Figure dataset records
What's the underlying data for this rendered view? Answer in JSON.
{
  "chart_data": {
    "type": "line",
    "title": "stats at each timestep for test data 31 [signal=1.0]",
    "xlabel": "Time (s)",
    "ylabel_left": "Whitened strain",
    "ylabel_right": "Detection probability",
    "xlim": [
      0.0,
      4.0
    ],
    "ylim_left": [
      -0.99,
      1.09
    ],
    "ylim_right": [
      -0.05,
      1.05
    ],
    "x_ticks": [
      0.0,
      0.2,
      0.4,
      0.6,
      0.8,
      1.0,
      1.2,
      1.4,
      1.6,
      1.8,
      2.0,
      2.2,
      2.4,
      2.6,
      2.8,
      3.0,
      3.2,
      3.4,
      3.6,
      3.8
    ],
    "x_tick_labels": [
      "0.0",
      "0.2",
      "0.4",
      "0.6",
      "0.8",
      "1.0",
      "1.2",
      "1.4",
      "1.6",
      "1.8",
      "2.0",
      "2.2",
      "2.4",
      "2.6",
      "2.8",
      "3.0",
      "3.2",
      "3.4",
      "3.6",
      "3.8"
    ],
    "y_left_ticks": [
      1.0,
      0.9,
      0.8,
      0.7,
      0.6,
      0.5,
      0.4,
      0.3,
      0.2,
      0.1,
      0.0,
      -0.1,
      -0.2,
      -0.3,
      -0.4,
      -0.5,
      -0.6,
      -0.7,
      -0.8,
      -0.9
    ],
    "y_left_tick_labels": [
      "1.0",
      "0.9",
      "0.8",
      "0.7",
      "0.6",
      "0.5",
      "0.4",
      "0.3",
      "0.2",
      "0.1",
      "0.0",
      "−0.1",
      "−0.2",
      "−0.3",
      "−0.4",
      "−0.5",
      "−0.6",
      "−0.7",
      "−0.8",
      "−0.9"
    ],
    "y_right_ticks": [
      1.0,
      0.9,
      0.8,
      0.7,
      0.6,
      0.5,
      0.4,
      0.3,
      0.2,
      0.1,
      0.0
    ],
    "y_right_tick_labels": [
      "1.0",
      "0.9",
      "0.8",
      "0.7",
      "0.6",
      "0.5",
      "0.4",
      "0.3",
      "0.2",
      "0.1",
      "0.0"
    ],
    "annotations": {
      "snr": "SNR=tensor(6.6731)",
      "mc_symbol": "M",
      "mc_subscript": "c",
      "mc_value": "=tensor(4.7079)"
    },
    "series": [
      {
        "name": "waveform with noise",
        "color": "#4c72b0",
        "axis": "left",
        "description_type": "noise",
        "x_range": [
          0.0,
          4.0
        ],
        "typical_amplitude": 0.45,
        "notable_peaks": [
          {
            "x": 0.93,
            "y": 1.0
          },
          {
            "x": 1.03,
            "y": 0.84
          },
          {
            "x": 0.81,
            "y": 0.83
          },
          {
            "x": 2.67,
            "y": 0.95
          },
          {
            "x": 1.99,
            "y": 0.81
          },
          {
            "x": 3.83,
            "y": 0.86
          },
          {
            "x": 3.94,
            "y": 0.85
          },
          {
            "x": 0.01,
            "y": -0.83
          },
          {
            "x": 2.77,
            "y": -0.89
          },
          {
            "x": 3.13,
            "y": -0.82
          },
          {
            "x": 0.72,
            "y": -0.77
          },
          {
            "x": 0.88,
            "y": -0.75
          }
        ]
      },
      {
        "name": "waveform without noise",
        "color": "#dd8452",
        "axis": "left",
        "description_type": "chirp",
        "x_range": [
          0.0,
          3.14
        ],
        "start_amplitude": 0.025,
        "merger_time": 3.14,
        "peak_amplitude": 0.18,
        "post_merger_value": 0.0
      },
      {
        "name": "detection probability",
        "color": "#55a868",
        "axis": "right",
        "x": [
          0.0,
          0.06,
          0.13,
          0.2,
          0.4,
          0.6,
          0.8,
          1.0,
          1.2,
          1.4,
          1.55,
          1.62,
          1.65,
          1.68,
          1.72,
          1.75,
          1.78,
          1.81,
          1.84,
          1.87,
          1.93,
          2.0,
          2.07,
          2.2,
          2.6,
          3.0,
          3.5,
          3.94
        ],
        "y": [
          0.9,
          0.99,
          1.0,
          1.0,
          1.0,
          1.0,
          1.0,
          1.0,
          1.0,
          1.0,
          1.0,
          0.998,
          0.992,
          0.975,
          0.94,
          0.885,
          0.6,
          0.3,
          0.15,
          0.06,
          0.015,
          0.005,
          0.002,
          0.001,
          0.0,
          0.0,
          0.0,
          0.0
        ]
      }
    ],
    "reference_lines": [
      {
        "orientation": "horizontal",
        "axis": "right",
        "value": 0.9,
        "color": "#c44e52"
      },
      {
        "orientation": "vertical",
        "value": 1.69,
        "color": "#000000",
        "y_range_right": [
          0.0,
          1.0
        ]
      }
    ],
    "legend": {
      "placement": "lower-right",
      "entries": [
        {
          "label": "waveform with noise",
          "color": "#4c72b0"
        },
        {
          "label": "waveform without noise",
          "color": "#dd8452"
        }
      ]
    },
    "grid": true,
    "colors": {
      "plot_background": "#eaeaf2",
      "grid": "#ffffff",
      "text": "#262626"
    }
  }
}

BRIEF: Scan the lines above for "noise", then copy every one that has it.

OUTPUT FOR THIS TASK:
        "name": "waveform with noise",
        "description_type": "noise",
        "name": "waveform without noise",
          "label": "waveform with noise",
          "label": "waveform without noise",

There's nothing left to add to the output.